Extract all lines containing "about".

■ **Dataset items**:
▼

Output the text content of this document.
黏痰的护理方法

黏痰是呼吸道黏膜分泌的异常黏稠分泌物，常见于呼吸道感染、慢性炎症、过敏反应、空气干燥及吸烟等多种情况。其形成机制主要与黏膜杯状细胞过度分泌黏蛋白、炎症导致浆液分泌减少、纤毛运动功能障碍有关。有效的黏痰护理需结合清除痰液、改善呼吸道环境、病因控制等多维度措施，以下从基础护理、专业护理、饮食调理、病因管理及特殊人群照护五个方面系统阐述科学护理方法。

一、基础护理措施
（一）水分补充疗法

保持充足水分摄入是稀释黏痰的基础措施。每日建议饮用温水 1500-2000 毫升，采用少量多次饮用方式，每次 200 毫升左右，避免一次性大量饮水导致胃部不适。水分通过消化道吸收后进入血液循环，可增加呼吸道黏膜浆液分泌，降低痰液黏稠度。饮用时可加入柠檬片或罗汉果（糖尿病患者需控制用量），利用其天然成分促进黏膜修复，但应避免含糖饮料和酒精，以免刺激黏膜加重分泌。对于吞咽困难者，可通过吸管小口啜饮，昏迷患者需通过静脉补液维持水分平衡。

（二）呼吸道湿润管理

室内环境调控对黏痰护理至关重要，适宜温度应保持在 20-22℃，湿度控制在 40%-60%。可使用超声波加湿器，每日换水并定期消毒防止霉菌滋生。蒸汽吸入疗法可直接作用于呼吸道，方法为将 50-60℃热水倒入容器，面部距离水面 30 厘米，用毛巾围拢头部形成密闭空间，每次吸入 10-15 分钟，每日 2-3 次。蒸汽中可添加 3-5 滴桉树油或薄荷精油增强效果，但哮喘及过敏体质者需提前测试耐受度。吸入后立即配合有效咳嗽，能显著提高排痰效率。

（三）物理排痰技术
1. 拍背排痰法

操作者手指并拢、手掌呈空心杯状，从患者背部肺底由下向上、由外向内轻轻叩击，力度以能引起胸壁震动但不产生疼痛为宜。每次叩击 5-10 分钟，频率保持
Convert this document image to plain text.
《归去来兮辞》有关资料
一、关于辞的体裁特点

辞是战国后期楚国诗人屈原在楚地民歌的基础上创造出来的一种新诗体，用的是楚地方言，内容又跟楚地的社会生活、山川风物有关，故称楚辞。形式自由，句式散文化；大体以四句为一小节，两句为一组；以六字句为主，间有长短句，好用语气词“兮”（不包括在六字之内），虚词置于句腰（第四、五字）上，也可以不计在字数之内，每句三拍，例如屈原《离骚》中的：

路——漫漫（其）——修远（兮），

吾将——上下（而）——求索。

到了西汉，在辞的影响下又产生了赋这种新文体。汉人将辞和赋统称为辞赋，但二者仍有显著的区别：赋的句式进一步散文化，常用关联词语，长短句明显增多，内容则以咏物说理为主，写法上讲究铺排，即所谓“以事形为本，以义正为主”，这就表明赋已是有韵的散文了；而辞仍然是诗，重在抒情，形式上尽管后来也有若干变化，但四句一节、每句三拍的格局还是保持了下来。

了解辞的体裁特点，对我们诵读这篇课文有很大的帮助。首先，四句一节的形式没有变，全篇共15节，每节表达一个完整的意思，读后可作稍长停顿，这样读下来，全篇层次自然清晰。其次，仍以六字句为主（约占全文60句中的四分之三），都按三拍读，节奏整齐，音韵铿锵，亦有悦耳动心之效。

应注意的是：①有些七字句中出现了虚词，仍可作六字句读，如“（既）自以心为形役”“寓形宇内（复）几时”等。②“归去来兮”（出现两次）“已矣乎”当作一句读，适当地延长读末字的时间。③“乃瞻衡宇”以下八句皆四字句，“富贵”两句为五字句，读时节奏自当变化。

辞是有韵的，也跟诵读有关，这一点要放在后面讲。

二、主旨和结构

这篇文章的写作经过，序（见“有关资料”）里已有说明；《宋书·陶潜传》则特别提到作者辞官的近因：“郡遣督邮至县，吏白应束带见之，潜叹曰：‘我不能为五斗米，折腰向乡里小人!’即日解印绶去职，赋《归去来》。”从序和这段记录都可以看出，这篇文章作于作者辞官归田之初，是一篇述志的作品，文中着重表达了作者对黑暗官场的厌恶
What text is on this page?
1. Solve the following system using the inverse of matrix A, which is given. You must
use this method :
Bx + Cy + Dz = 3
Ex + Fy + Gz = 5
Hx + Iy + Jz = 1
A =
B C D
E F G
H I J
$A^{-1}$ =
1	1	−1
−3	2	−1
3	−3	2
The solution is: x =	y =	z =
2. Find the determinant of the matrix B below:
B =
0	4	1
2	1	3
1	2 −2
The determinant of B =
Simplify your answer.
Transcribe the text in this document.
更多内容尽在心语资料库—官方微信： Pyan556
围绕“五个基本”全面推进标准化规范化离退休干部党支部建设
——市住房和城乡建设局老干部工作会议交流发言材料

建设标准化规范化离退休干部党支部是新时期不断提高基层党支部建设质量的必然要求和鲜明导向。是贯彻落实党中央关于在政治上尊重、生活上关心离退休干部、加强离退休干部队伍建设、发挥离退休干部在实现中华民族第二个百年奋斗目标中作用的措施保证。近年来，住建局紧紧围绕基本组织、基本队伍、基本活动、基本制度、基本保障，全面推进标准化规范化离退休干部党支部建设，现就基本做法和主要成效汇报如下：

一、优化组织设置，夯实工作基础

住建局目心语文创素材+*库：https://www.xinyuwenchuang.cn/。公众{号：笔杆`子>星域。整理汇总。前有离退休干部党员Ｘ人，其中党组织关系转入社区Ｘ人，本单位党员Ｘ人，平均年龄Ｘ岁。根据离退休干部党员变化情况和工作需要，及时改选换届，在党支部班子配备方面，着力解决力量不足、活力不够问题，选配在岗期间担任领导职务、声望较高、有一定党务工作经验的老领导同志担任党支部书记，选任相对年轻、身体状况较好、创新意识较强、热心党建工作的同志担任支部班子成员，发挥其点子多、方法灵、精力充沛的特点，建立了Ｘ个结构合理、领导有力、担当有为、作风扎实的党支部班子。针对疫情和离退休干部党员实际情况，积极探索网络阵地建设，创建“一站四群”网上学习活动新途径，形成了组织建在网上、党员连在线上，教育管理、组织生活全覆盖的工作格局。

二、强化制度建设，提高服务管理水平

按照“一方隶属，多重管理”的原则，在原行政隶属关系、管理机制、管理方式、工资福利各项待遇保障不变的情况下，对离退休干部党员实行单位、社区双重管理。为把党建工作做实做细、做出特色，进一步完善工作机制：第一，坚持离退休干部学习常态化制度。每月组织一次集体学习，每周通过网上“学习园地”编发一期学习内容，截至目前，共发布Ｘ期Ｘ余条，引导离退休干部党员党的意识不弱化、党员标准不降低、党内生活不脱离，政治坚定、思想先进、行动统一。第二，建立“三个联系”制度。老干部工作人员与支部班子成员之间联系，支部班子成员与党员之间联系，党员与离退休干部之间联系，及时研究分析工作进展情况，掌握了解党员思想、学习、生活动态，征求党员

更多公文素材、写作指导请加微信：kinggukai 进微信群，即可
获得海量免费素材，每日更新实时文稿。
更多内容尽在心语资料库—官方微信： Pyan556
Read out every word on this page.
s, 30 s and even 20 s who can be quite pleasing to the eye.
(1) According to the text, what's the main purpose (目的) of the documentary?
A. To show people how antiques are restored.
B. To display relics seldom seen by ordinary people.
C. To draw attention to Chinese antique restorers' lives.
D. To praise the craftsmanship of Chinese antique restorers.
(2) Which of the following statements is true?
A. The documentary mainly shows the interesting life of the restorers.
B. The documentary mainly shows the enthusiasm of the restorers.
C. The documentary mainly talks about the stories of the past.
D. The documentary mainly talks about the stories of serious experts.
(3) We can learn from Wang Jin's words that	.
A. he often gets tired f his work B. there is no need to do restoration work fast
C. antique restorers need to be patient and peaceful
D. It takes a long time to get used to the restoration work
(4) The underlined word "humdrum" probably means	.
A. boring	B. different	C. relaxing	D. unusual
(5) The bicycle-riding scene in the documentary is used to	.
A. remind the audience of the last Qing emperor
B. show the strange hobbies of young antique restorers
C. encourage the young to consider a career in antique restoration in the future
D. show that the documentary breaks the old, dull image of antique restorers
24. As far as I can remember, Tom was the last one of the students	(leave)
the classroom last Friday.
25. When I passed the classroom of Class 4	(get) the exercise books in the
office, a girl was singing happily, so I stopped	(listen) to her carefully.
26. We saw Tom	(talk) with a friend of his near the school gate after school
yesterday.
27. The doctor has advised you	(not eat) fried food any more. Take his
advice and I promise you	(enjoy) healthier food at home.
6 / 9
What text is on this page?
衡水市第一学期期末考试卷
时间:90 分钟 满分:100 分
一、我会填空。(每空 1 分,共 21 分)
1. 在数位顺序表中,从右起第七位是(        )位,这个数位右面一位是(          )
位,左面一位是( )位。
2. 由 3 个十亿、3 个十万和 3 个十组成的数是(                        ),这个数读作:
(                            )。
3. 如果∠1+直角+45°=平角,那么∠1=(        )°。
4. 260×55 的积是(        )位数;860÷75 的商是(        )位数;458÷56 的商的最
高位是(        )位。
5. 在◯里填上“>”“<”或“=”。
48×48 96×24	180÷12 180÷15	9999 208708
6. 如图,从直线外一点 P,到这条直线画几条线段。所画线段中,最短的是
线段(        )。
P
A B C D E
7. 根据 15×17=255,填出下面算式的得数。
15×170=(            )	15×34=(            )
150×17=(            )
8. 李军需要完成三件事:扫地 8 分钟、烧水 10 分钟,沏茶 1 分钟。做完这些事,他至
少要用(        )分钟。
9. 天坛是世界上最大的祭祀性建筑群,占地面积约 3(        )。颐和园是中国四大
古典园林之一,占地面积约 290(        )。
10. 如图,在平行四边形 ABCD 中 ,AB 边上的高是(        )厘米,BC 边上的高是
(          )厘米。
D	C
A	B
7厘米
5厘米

▲

■ **TASK OUTPUT**:
C. The documentary mainly talks about the stories of the past.
D. The documentary mainly talks about the stories of serious experts.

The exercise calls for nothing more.